DOCUMENT EXCERPT.

-*-*-

The three ministers insisted in their com-muniqué that they are strongly committed to “multilateral diplomacy” and that their new grouping was not directed against “the interests of any other country”. This comes as close as diplomatic language allows to telling Washington that this is not a new antiAmerican alliance. For indeed, India, especially, values its burgeoning relationship with the US, which has already yielded an unprecedented agreement on nuclear cooperation and bolsters the role of Indian technology. China, too, has a vital interest in allaying Washington’s concerns about its economic emergence and its political intentions. Only Russia under President Putin seems to be relapsing into crude antiAmericanism, publicly berating the Bush Administration over Iraq, Iran and US missile defences though he, too, needs to sell Russian energy in the West and ease the tension that he has recently exacerbated.
Yet for all their public emollience, the underlying message to Washington is clear: the three countries are challenging America’s status as the sole superpower, and want to build a “multipolar” world. This was reinforced by their emphasis on strengthening the United Nations, feeble as it is. India, China and Russia have far more in common with the US than they are generally prepared to concede, including their concerns about Islamic extremism, which will become an increasingly pressing issue for all three.
The departure from the past, however, is their determination to surmount bilateral divisions. India and Russia have, since Soviet days, had warm relations recently reinforced by President Putin’s visit and booming arms sales. But China has not been close to either. Border disputes soured relations with India in 1962 and with the Soviet Union in 1969. China’s trade with the two remains below its potential (though rising fast with India). And Russia has long been focused more on the West than on Asia, though it is now exploiting the demand for its energy from both India and China.
Washington should look with equanimity on this rapprochement. China and India have no intention of sacrificing links with America. Both may act as a moderating force on what seems to be the paranoid resentment coming from Moscow. Both can provide a stable framework for the rapid advance of the Asian region. And all three have a vital interest in securing a predictable trading environment, to enrich their impatient, populous and demanding audiences at home.

-*-*-

DATA SHOWN.
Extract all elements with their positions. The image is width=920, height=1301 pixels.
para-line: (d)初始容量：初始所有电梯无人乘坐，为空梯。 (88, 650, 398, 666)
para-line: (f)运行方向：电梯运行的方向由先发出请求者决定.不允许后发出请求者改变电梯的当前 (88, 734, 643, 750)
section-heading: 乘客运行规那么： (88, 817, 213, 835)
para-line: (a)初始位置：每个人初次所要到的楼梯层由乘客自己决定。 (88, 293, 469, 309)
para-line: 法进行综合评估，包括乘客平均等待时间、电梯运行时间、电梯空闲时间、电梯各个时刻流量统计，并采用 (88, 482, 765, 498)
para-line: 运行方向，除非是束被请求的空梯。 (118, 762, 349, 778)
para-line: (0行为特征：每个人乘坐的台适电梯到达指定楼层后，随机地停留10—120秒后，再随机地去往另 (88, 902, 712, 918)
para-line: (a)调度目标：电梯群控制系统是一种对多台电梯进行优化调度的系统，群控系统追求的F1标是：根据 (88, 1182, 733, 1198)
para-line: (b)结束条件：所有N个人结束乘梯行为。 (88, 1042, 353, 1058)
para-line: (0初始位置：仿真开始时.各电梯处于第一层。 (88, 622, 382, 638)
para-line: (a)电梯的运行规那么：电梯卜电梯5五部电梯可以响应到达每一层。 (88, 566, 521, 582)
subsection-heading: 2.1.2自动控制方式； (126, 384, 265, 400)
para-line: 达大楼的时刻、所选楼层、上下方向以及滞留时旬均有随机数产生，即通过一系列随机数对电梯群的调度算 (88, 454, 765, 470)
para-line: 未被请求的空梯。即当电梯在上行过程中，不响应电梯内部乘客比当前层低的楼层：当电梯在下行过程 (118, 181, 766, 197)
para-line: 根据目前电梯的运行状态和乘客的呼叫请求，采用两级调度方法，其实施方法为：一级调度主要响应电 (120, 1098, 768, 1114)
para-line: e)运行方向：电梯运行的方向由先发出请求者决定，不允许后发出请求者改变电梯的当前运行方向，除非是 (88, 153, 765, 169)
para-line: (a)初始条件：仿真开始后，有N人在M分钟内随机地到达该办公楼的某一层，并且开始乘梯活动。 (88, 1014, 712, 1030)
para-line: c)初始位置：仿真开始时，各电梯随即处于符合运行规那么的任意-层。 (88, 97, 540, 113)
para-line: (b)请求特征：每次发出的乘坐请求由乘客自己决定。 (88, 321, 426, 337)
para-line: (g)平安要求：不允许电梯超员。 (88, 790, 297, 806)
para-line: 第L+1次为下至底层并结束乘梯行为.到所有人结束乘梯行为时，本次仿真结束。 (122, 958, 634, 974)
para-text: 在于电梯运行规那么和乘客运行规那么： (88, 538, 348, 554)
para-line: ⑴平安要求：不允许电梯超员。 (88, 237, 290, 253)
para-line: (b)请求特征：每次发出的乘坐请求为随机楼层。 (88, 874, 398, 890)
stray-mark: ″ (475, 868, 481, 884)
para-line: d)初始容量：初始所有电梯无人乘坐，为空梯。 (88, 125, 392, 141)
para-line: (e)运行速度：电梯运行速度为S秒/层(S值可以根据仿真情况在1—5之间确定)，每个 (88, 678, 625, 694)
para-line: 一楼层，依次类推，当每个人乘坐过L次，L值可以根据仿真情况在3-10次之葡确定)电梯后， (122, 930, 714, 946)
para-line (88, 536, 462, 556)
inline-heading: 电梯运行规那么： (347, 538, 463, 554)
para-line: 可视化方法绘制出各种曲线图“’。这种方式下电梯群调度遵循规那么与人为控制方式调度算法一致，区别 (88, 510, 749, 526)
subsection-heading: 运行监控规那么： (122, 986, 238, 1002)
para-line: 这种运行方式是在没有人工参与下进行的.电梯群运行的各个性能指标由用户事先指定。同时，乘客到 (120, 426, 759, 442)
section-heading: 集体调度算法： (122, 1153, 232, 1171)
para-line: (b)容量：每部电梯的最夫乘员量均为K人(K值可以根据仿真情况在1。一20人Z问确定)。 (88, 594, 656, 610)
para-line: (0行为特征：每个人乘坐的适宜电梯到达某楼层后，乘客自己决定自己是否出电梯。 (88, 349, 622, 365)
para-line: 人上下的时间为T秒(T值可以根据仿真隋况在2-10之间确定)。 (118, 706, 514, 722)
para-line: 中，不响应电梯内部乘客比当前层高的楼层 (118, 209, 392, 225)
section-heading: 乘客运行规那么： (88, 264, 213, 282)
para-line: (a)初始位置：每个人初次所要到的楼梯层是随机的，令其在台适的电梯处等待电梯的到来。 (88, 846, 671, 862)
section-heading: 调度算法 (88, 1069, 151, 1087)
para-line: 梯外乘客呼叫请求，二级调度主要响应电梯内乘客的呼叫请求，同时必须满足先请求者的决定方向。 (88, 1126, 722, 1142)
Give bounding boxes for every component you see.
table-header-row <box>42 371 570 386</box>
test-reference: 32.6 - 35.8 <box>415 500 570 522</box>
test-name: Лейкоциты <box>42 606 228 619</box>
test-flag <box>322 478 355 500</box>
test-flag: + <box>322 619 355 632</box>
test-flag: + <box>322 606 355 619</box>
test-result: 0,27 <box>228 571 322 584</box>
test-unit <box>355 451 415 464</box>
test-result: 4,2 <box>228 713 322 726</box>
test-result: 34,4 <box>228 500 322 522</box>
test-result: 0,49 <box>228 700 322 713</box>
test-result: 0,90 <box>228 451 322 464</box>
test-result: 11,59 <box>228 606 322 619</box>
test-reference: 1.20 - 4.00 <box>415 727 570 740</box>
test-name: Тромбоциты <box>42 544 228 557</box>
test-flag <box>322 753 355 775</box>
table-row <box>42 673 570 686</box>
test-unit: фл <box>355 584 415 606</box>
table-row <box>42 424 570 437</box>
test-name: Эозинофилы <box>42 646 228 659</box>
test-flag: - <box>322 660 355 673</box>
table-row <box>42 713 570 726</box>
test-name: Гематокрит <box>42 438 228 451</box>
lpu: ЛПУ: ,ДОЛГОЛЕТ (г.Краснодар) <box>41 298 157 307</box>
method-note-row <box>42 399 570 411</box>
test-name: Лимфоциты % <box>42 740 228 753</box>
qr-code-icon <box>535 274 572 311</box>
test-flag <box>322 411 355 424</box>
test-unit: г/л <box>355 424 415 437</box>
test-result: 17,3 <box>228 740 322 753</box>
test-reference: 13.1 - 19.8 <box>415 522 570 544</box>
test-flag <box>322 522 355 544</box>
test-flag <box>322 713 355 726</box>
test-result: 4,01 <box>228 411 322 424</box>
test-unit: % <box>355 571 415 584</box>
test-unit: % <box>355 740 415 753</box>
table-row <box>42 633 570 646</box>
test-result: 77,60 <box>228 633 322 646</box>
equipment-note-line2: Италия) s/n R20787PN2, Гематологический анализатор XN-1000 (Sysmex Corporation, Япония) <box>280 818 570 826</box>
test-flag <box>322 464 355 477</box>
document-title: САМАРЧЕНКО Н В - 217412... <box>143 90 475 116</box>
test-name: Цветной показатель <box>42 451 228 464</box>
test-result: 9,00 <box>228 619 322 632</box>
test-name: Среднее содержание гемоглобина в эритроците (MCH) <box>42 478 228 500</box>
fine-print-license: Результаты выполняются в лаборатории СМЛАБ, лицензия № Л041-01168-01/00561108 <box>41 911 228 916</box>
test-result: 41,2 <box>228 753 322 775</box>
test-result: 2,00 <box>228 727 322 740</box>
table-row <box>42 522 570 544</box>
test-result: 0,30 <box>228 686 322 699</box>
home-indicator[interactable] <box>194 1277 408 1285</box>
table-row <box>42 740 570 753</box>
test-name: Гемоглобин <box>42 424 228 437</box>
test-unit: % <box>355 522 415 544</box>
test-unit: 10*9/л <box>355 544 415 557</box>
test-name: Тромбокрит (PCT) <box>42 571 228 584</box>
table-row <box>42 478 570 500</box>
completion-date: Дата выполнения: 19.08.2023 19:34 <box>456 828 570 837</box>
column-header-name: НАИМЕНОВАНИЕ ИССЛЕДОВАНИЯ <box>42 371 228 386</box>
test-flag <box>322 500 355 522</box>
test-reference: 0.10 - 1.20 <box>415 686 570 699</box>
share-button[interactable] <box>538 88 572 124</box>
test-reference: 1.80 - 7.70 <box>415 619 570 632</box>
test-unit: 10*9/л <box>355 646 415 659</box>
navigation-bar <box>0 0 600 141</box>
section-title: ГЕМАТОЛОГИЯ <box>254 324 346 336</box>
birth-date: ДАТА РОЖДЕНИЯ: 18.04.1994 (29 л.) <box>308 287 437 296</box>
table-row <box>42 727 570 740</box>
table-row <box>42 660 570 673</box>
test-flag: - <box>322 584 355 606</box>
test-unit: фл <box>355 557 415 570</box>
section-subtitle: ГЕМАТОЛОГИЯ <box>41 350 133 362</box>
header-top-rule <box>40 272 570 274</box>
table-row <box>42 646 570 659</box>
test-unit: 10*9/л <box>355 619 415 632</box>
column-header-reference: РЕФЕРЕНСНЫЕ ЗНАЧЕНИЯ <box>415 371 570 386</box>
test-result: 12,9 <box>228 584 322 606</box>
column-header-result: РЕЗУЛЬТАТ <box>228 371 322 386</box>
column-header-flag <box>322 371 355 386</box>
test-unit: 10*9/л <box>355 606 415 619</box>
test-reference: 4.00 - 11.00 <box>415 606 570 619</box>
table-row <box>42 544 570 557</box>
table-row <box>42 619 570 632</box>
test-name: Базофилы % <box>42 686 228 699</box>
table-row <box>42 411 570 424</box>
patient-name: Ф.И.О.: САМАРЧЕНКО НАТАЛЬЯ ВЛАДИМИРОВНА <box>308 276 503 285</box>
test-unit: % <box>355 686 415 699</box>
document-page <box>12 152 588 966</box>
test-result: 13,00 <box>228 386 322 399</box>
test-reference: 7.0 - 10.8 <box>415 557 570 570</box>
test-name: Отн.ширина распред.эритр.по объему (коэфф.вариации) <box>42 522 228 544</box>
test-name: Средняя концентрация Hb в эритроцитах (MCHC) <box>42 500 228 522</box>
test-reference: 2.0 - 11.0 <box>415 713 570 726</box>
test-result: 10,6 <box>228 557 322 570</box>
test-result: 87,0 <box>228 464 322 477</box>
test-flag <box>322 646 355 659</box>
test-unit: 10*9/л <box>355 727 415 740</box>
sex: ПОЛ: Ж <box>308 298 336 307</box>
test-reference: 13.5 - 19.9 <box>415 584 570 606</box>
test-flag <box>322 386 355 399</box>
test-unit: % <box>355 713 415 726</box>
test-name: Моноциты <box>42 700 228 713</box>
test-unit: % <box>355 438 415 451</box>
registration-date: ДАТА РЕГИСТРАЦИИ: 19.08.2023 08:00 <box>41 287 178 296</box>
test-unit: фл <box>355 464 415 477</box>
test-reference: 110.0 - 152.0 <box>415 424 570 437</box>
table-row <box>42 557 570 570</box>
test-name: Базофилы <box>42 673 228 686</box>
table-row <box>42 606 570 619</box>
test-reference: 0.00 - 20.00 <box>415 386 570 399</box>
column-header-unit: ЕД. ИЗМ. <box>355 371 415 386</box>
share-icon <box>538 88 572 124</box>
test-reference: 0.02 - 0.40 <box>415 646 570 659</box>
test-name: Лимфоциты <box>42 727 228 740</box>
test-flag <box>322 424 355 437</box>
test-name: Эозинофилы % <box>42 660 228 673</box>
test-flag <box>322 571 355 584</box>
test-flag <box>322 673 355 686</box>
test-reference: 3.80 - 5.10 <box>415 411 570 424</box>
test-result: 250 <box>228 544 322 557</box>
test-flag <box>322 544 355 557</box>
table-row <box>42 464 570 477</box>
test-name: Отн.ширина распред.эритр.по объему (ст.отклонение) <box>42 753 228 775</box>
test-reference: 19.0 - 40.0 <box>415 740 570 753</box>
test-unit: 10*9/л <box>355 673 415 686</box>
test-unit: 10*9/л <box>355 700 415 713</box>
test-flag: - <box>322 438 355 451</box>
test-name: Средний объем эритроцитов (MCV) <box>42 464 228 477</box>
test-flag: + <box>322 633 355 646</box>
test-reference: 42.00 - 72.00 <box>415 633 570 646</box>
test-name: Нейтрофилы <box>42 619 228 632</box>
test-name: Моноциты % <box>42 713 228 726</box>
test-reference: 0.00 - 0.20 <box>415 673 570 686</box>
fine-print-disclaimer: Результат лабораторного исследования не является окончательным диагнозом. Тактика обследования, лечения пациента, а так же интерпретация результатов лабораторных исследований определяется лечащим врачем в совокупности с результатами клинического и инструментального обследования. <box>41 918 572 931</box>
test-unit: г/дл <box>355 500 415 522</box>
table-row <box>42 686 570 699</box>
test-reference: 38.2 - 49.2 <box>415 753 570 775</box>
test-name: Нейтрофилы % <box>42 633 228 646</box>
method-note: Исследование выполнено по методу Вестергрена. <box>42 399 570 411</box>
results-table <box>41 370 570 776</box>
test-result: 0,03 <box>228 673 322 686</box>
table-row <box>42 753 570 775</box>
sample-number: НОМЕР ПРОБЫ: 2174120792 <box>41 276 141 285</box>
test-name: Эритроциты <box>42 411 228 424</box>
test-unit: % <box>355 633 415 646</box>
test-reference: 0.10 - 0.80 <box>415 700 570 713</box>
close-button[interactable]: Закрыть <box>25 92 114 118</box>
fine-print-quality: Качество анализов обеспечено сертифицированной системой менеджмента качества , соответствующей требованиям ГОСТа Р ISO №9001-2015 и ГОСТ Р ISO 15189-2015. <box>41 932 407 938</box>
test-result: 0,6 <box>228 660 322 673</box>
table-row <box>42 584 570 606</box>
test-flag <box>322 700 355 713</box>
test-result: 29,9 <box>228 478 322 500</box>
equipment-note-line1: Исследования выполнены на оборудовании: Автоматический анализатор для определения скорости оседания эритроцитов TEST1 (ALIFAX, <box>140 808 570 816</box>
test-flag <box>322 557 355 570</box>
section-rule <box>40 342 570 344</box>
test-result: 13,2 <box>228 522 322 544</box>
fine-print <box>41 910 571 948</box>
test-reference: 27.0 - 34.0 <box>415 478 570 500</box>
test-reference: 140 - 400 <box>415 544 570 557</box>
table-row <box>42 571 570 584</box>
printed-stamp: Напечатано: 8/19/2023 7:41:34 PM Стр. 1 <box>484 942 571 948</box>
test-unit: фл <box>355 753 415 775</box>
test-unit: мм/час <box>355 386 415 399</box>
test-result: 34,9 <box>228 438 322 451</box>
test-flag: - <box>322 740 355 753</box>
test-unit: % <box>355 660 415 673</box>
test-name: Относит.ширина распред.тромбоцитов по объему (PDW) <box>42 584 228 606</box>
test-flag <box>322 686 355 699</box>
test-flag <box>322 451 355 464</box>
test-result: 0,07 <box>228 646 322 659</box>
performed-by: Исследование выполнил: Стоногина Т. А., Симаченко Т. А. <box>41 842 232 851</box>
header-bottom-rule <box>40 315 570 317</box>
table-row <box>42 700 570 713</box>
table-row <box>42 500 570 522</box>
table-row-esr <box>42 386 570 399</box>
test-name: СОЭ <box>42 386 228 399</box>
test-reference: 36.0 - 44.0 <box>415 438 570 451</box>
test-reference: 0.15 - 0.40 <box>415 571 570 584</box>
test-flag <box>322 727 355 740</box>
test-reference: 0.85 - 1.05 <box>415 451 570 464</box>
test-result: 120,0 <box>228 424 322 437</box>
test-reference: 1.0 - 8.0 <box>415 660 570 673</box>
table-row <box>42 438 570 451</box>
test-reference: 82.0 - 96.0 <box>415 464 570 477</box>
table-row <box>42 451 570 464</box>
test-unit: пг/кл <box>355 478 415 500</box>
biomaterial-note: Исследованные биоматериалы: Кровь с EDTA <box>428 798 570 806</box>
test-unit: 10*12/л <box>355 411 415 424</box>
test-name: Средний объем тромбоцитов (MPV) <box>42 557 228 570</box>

-*-*-

From the passage above on India, China and Russia, extract word for word the stretch that begins with the words "Yet for all" and ends with "for all three.".

ANSWER BOX.
Yet for all their public emollience, the underlying message to Washington is clear: the three countries are challenging America’s status as the sole superpower, and want to build a “multipolar” world. This was reinforced by their emphasis on strengthening the United Nations, feeble as it is. India, China and Russia have far more in common with the US than they are generally prepared to concede, including their concerns about Islamic extremism, which will become an increasingly pressing issue for all three.